GIVEN REQUEST:
Output the full listing word for word.

PROVIDED RECORDS:
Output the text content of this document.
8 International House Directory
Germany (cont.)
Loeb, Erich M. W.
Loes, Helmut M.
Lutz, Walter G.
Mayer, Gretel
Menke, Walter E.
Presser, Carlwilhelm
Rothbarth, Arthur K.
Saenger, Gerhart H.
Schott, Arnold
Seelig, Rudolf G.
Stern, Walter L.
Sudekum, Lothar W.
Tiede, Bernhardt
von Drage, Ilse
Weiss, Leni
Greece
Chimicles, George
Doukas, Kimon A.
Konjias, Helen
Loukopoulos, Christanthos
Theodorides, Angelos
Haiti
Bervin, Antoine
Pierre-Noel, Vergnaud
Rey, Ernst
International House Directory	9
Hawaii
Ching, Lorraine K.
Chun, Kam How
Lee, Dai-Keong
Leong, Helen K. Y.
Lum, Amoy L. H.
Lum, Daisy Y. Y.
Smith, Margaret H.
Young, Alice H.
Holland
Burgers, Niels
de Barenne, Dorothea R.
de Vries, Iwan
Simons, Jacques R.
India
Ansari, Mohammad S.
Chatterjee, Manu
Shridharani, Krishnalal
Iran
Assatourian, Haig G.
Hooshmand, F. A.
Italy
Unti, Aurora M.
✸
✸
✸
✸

COMPLETE ANSWER:
Output the text content of this document.
8 International House Directory
Germany (cont.)
Loeb, Erich M. W.
Loes, Helmut M.
Lutz, Walter G.
Mayer, Gretel
Menke, Walter E.
Presser, Carlwilhelm
Rothbarth, Arthur K.
Saenger, Gerhart H.
Schott, Arnold
Seelig, Rudolf G.
Stern, Walter L.
Sudekum, Lothar W.
Tiede, Bernhardt
von Drage, Ilse
Weiss, Leni
Greece
Chimicles, George
Doukas, Kimon A.
Konjias, Helen
Loukopoulos, Christanthos
Theodorides, Angelos
Haiti
Bervin, Antoine
Pierre-Noel, Vergnaud
Rey, Ernst
International House Directory	9
Hawaii
Ching, Lorraine K.
Chun, Kam How
Lee, Dai-Keong
Leong, Helen K. Y.
Lum, Amoy L. H.
Lum, Daisy Y. Y.
Smith, Margaret H.
Young, Alice H.
Holland
Burgers, Niels
de Barenne, Dorothea R.
de Vries, Iwan
Simons, Jacques R.
India
Ansari, Mohammad S.
Chatterjee, Manu
Shridharani, Krishnalal
Iran
Assatourian, Haig G.
Hooshmand, F. A.
Italy
Unti, Aurora M.
✸
✸
✸
✸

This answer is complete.